- **DATASET ROWS**:

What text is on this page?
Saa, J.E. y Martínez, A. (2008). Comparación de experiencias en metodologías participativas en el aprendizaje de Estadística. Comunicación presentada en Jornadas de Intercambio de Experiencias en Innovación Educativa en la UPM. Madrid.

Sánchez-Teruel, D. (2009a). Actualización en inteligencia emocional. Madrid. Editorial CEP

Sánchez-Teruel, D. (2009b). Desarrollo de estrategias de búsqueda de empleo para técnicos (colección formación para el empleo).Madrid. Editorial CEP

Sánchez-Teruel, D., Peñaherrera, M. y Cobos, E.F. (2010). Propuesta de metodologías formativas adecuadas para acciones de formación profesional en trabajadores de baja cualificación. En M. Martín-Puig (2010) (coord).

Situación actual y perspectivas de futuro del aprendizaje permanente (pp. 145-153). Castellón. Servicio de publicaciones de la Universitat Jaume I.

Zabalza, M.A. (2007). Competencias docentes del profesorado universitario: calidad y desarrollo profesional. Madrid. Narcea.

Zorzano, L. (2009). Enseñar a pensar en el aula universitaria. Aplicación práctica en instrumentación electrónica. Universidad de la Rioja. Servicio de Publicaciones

- **WHAT YOU ARE ASKED TO DO**:
The records above must be repeated exactly, every one of them.

- **REPLY TO THE EXERCISE**:
What text is on this page?
Saa, J.E. y Martínez, A. (2008). Comparación de experiencias en metodologías participativas en el aprendizaje de Estadística. Comunicación presentada en Jornadas de Intercambio de Experiencias en Innovación Educativa en la UPM. Madrid.

Sánchez-Teruel, D. (2009a). Actualización en inteligencia emocional. Madrid. Editorial CEP

Sánchez-Teruel, D. (2009b). Desarrollo de estrategias de búsqueda de empleo para técnicos (colección formación para el empleo).Madrid. Editorial CEP

Sánchez-Teruel, D., Peñaherrera, M. y Cobos, E.F. (2010). Propuesta de metodologías formativas adecuadas para acciones de formación profesional en trabajadores de baja cualificación. En M. Martín-Puig (2010) (coord).

Situación actual y perspectivas de futuro del aprendizaje permanente (pp. 145-153). Castellón. Servicio de publicaciones de la Universitat Jaume I.

Zabalza, M.A. (2007). Competencias docentes del profesorado universitario: calidad y desarrollo profesional. Madrid. Narcea.

Zorzano, L. (2009). Enseñar a pensar en el aula universitaria. Aplicación práctica en instrumentación electrónica. Universidad de la Rioja. Servicio de Publicaciones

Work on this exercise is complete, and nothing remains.